--- Start ---
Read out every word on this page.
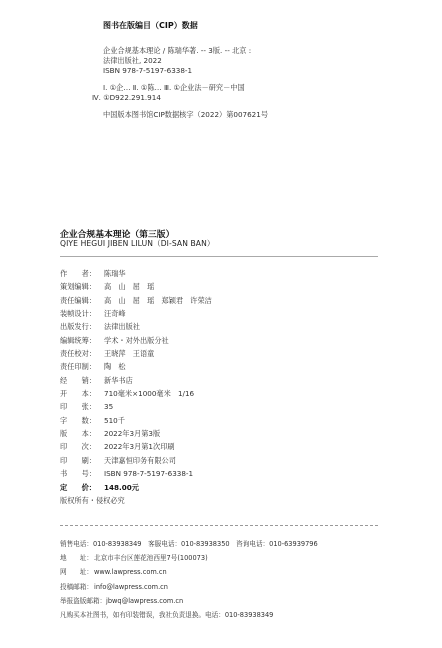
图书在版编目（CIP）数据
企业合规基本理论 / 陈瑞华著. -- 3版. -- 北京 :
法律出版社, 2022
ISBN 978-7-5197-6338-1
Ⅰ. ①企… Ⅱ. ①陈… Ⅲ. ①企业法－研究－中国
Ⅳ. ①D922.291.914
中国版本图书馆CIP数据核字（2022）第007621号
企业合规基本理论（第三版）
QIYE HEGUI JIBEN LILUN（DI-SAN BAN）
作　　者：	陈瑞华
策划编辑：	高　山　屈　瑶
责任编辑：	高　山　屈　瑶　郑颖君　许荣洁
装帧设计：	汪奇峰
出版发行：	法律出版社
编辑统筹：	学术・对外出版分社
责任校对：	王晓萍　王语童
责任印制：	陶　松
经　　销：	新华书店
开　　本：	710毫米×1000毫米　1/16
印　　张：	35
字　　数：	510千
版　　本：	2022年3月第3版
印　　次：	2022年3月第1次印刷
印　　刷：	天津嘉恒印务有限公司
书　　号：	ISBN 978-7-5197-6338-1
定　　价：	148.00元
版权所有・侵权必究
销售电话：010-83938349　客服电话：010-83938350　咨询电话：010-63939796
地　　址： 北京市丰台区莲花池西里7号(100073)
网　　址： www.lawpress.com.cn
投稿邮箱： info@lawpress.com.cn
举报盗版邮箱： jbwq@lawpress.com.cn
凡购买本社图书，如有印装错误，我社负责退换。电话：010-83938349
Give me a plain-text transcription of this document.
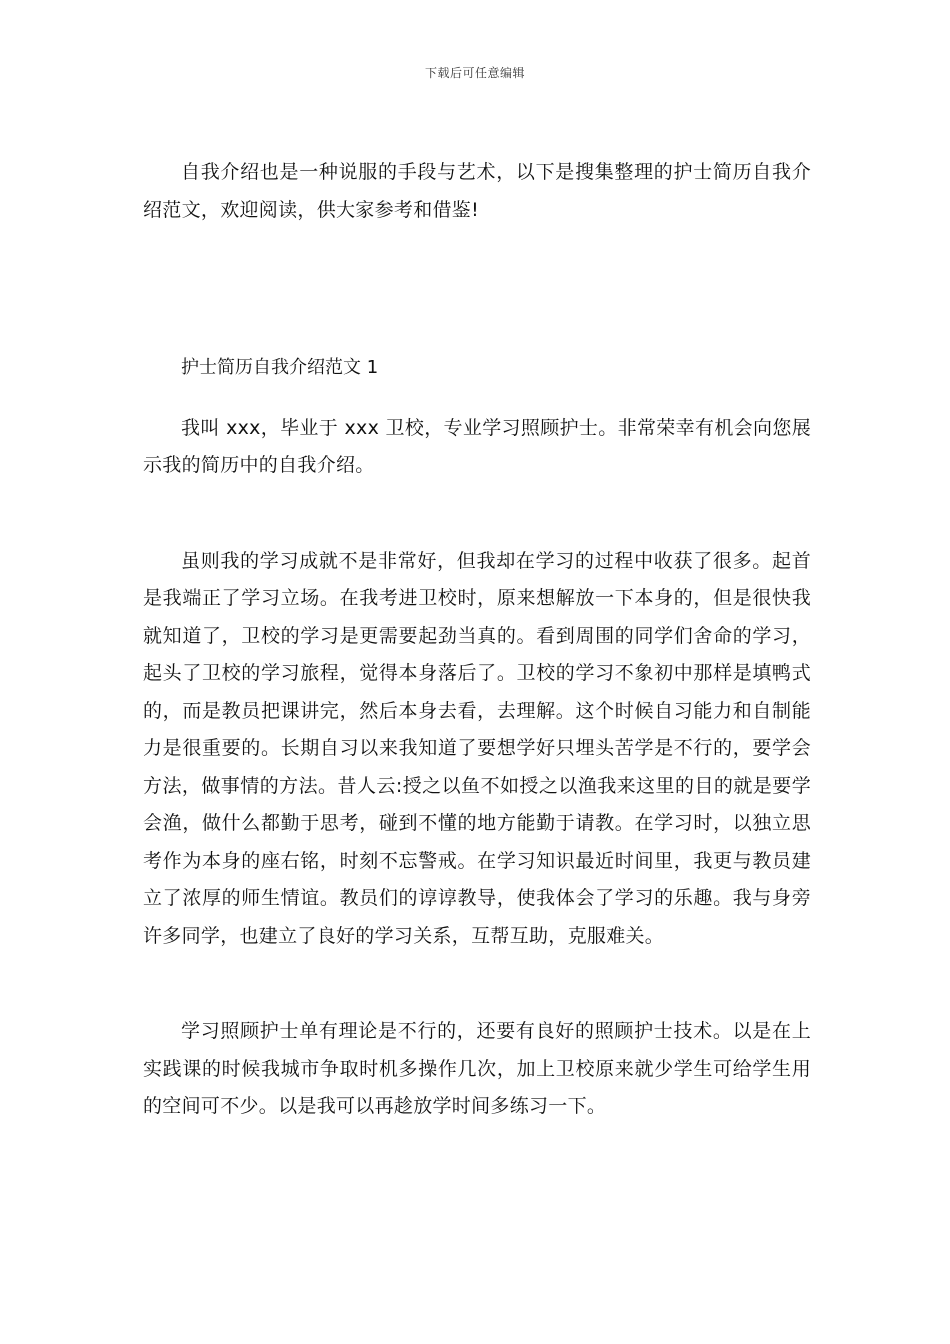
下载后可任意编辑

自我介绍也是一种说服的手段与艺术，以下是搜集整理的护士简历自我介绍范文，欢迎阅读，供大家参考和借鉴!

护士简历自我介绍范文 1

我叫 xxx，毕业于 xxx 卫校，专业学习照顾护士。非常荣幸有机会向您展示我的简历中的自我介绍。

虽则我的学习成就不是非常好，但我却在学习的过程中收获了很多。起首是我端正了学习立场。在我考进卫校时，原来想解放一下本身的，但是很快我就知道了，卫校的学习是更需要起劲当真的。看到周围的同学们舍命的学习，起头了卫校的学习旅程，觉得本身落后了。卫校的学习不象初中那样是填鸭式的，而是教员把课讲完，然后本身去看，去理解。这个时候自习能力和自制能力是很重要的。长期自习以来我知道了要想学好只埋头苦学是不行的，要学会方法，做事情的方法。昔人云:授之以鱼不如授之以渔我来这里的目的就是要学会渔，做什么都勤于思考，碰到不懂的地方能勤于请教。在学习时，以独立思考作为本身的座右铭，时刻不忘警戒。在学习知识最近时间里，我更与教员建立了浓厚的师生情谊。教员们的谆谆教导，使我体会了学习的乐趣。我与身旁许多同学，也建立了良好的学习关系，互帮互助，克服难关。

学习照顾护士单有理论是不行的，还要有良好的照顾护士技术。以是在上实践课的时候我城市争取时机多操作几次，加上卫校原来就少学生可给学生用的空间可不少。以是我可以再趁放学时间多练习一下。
--- End ---
* [EXERCISE REQUIREMENTS]:
In the records above, locate the line containing "Give me a plain-text", then copy exactly that line and every line after it through the end, omitting pictures.

* [TASK RESULT]:
Give me a plain-text transcription of this document.
下载后可任意编辑

自我介绍也是一种说服的手段与艺术，以下是搜集整理的护士简历自我介绍范文，欢迎阅读，供大家参考和借鉴!

护士简历自我介绍范文 1

我叫 xxx，毕业于 xxx 卫校，专业学习照顾护士。非常荣幸有机会向您展示我的简历中的自我介绍。

虽则我的学习成就不是非常好，但我却在学习的过程中收获了很多。起首是我端正了学习立场。在我考进卫校时，原来想解放一下本身的，但是很快我就知道了，卫校的学习是更需要起劲当真的。看到周围的同学们舍命的学习，起头了卫校的学习旅程，觉得本身落后了。卫校的学习不象初中那样是填鸭式的，而是教员把课讲完，然后本身去看，去理解。这个时候自习能力和自制能力是很重要的。长期自习以来我知道了要想学好只埋头苦学是不行的，要学会方法，做事情的方法。昔人云:授之以鱼不如授之以渔我来这里的目的就是要学会渔，做什么都勤于思考，碰到不懂的地方能勤于请教。在学习时，以独立思考作为本身的座右铭，时刻不忘警戒。在学习知识最近时间里，我更与教员建立了浓厚的师生情谊。教员们的谆谆教导，使我体会了学习的乐趣。我与身旁许多同学，也建立了良好的学习关系，互帮互助，克服难关。

学习照顾护士单有理论是不行的，还要有良好的照顾护士技术。以是在上实践课的时候我城市争取时机多操作几次，加上卫校原来就少学生可给学生用的空间可不少。以是我可以再趁放学时间多练习一下。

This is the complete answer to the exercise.